*Given instruction:* Scan the data below. Pull out each line where "text" occurs.

*Data to use:*
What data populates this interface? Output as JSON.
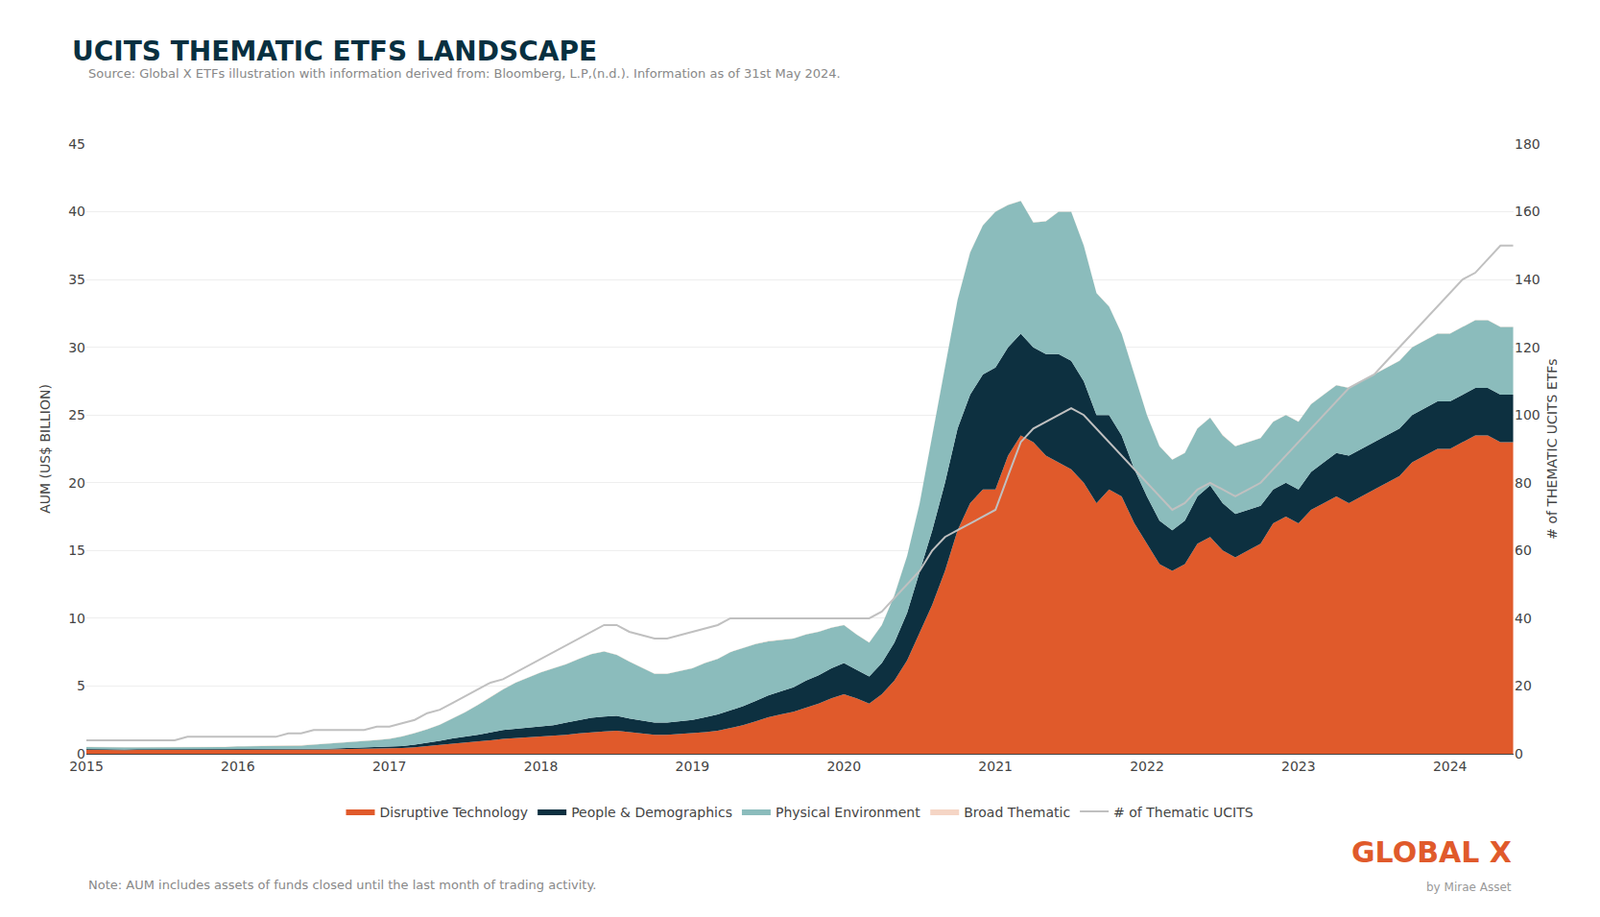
{
  "chart_data": {
    "type": "area",
    "title": "UCITS THEMATIC ETFS LANDSCAPE",
    "subtitle": "Source: Global X ETFs illustration with information derived from: Bloomberg, L.P,(n.d.). Information as of 31st May 2024.",
    "annotations": [
      {
        "text": "Note: AUM includes assets of funds closed until the last month of trading activity."
      },
      {
        "text": "GLOBAL X",
        "color": "#e05a2b"
      },
      {
        "text": "by Mirae Asset"
      }
    ],
    "ylabel": "AUM (US$ BILLION)",
    "y2label": "# of THEMATIC UCITS ETFs",
    "xlim": [
      2015.0,
      2024.42
    ],
    "xticks": [
      2015,
      2016,
      2017,
      2018,
      2019,
      2020,
      2021,
      2022,
      2023,
      2024
    ],
    "ylim": [
      0,
      45
    ],
    "yticks": [
      0,
      5,
      10,
      15,
      20,
      25,
      30,
      35,
      40,
      45
    ],
    "y2lim": [
      0,
      180
    ],
    "y2ticks": [
      0,
      20,
      40,
      60,
      80,
      100,
      120,
      140,
      160,
      180
    ],
    "grid": true,
    "stacked": true,
    "legend": "bottom",
    "x": [
      2015.0,
      2015.083,
      2015.167,
      2015.25,
      2015.333,
      2015.417,
      2015.5,
      2015.583,
      2015.667,
      2015.75,
      2015.833,
      2015.917,
      2016.0,
      2016.083,
      2016.167,
      2016.25,
      2016.333,
      2016.417,
      2016.5,
      2016.583,
      2016.667,
      2016.75,
      2016.833,
      2016.917,
      2017.0,
      2017.083,
      2017.167,
      2017.25,
      2017.333,
      2017.417,
      2017.5,
      2017.583,
      2017.667,
      2017.75,
      2017.833,
      2017.917,
      2018.0,
      2018.083,
      2018.167,
      2018.25,
      2018.333,
      2018.417,
      2018.5,
      2018.583,
      2018.667,
      2018.75,
      2018.833,
      2018.917,
      2019.0,
      2019.083,
      2019.167,
      2019.25,
      2019.333,
      2019.417,
      2019.5,
      2019.583,
      2019.667,
      2019.75,
      2019.833,
      2019.917,
      2020.0,
      2020.083,
      2020.167,
      2020.25,
      2020.333,
      2020.417,
      2020.5,
      2020.583,
      2020.667,
      2020.75,
      2020.833,
      2020.917,
      2021.0,
      2021.083,
      2021.167,
      2021.25,
      2021.333,
      2021.417,
      2021.5,
      2021.583,
      2021.667,
      2021.75,
      2021.833,
      2021.917,
      2022.0,
      2022.083,
      2022.167,
      2022.25,
      2022.333,
      2022.417,
      2022.5,
      2022.583,
      2022.667,
      2022.75,
      2022.833,
      2022.917,
      2023.0,
      2023.083,
      2023.167,
      2023.25,
      2023.333,
      2023.417,
      2023.5,
      2023.583,
      2023.667,
      2023.75,
      2023.833,
      2023.917,
      2024.0,
      2024.083,
      2024.167,
      2024.25,
      2024.333,
      2024.417
    ],
    "series": [
      {
        "name": "Disruptive Technology",
        "color": "#e05a2b",
        "values": [
          0.3,
          0.28,
          0.27,
          0.27,
          0.28,
          0.28,
          0.27,
          0.27,
          0.28,
          0.29,
          0.3,
          0.3,
          0.3,
          0.31,
          0.3,
          0.3,
          0.31,
          0.31,
          0.31,
          0.32,
          0.34,
          0.36,
          0.37,
          0.37,
          0.38,
          0.42,
          0.48,
          0.55,
          0.65,
          0.75,
          0.82,
          0.9,
          1.0,
          1.1,
          1.15,
          1.2,
          1.25,
          1.3,
          1.4,
          1.5,
          1.6,
          1.65,
          1.7,
          1.6,
          1.5,
          1.4,
          1.4,
          1.45,
          1.5,
          1.6,
          1.7,
          1.9,
          2.1,
          2.4,
          2.7,
          2.9,
          3.1,
          3.4,
          3.7,
          4.1,
          4.4,
          4.1,
          3.7,
          4.4,
          5.4,
          6.9,
          9.0,
          11.0,
          13.5,
          16.5,
          18.5,
          19.5,
          19.5,
          22.0,
          23.5,
          23.0,
          22.0,
          21.5,
          21.0,
          20.0,
          18.5,
          19.5,
          19.0,
          17.0,
          15.5,
          14.0,
          13.5,
          14.0,
          15.5,
          16.0,
          15.0,
          14.5,
          15.0,
          15.5,
          17.0,
          17.5,
          17.0,
          18.0,
          18.5,
          19.0,
          18.5,
          19.0,
          19.5,
          20.0,
          20.5,
          21.5,
          22.0,
          22.5,
          22.5,
          23.0,
          23.5,
          23.5,
          23.0,
          23.0
        ]
      },
      {
        "name": "People & Demographics",
        "color": "#0d3040",
        "values": [
          0.05,
          0.05,
          0.05,
          0.05,
          0.05,
          0.05,
          0.05,
          0.05,
          0.05,
          0.05,
          0.05,
          0.05,
          0.05,
          0.05,
          0.05,
          0.05,
          0.05,
          0.05,
          0.06,
          0.06,
          0.07,
          0.08,
          0.09,
          0.09,
          0.12,
          0.15,
          0.2,
          0.25,
          0.3,
          0.38,
          0.44,
          0.5,
          0.58,
          0.65,
          0.7,
          0.72,
          0.75,
          0.8,
          0.9,
          1.0,
          1.05,
          1.1,
          1.1,
          1.0,
          0.95,
          0.9,
          0.9,
          0.95,
          1.0,
          1.1,
          1.2,
          1.3,
          1.4,
          1.5,
          1.6,
          1.7,
          1.8,
          2.0,
          2.1,
          2.2,
          2.3,
          2.1,
          2.0,
          2.3,
          2.8,
          3.5,
          4.5,
          5.5,
          6.5,
          7.5,
          8.0,
          8.5,
          9.0,
          8.0,
          7.5,
          7.0,
          7.5,
          8.0,
          8.0,
          7.5,
          6.5,
          5.5,
          4.5,
          4.0,
          3.5,
          3.2,
          3.0,
          3.2,
          3.5,
          3.8,
          3.5,
          3.2,
          3.0,
          2.8,
          2.5,
          2.5,
          2.5,
          2.8,
          3.0,
          3.2,
          3.5,
          3.5,
          3.5,
          3.5,
          3.5,
          3.5,
          3.5,
          3.5,
          3.5,
          3.5,
          3.5,
          3.5,
          3.5,
          3.5
        ]
      },
      {
        "name": "Physical Environment",
        "color": "#8bbcbc",
        "values": [
          0.15,
          0.15,
          0.15,
          0.15,
          0.15,
          0.15,
          0.15,
          0.13,
          0.13,
          0.13,
          0.15,
          0.15,
          0.2,
          0.2,
          0.2,
          0.2,
          0.2,
          0.25,
          0.3,
          0.35,
          0.4,
          0.45,
          0.5,
          0.55,
          0.6,
          0.7,
          0.85,
          1.0,
          1.2,
          1.5,
          1.8,
          2.2,
          2.6,
          3.0,
          3.4,
          3.7,
          4.0,
          4.2,
          4.3,
          4.5,
          4.7,
          4.8,
          4.5,
          4.2,
          3.9,
          3.6,
          3.6,
          3.7,
          3.8,
          4.0,
          4.1,
          4.3,
          4.3,
          4.2,
          4.0,
          3.8,
          3.6,
          3.4,
          3.2,
          3.0,
          2.8,
          2.6,
          2.5,
          2.8,
          3.5,
          4.2,
          5.0,
          7.0,
          8.5,
          9.5,
          10.5,
          11.0,
          11.5,
          10.5,
          9.8,
          9.2,
          9.8,
          10.5,
          11.0,
          10.0,
          9.0,
          8.0,
          7.5,
          7.0,
          6.0,
          5.5,
          5.2,
          5.0,
          5.0,
          5.0,
          5.0,
          5.0,
          5.0,
          5.0,
          5.0,
          5.0,
          5.0,
          5.0,
          5.0,
          5.0,
          5.0,
          5.0,
          5.0,
          5.0,
          5.0,
          5.0,
          5.0,
          5.0,
          5.0,
          5.0,
          5.0,
          5.0,
          5.0,
          5.0
        ]
      },
      {
        "name": "Broad Thematic",
        "color": "#f5d5c5",
        "values": [
          0.02,
          0.02,
          0.02,
          0.02,
          0.02,
          0.02,
          0.02,
          0.02,
          0.02,
          0.02,
          0.02,
          0.02,
          0.02,
          0.02,
          0.02,
          0.02,
          0.02,
          0.02,
          0.02,
          0.02,
          0.02,
          0.02,
          0.02,
          0.02,
          0.02,
          0.02,
          0.02,
          0.02,
          0.02,
          0.02,
          0.02,
          0.02,
          0.02,
          0.02,
          0.02,
          0.02,
          0.02,
          0.02,
          0.02,
          0.02,
          0.02,
          0.02,
          0.02,
          0.02,
          0.02,
          0.02,
          0.02,
          0.02,
          0.02,
          0.02,
          0.02,
          0.02,
          0.02,
          0.02,
          0.02,
          0.02,
          0.02,
          0.02,
          0.02,
          0.02,
          0.02,
          0.02,
          0.02,
          0.02,
          0.02,
          0.02,
          0.02,
          0.02,
          0.02,
          0.02,
          0.02,
          0.02,
          0.02,
          0.02,
          0.02,
          0.02,
          0.02,
          0.02,
          0.02,
          0.02,
          0.02,
          0.02,
          0.02,
          0.02,
          0.02,
          0.02,
          0.02,
          0.02,
          0.02,
          0.02,
          0.02,
          0.02,
          0.02,
          0.02,
          0.02,
          0.02,
          0.02,
          0.02,
          0.02,
          0.02,
          0.02,
          0.02,
          0.02,
          0.02,
          0.02,
          0.02,
          0.02,
          0.02,
          0.02,
          0.02,
          0.02,
          0.02,
          0.02,
          0.02
        ]
      },
      {
        "name": "# of Thematic UCITS",
        "color": "#c0c0c0",
        "type": "line",
        "axis": "y2",
        "values": [
          4,
          4,
          4,
          4,
          4,
          4,
          4,
          4,
          5,
          5,
          5,
          5,
          5,
          5,
          5,
          5,
          6,
          6,
          7,
          7,
          7,
          7,
          7,
          8,
          8,
          9,
          10,
          12,
          13,
          15,
          17,
          19,
          21,
          22,
          24,
          26,
          28,
          30,
          32,
          34,
          36,
          38,
          38,
          36,
          35,
          34,
          34,
          35,
          36,
          37,
          38,
          40,
          40,
          40,
          40,
          40,
          40,
          40,
          40,
          40,
          40,
          40,
          40,
          42,
          46,
          50,
          54,
          60,
          64,
          66,
          68,
          70,
          72,
          82,
          92,
          96,
          98,
          100,
          102,
          100,
          96,
          92,
          88,
          84,
          80,
          76,
          72,
          74,
          78,
          80,
          78,
          76,
          78,
          80,
          84,
          88,
          92,
          96,
          100,
          104,
          108,
          110,
          112,
          116,
          120,
          124,
          128,
          132,
          136,
          140,
          142,
          146,
          150,
          150
        ]
      }
    ]
  }
}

*Result for this exercise:*
        "text": "Note: AUM includes assets of funds closed until the last month of trading activity."
        "text": "GLOBAL X",
        "text": "by Mirae Asset"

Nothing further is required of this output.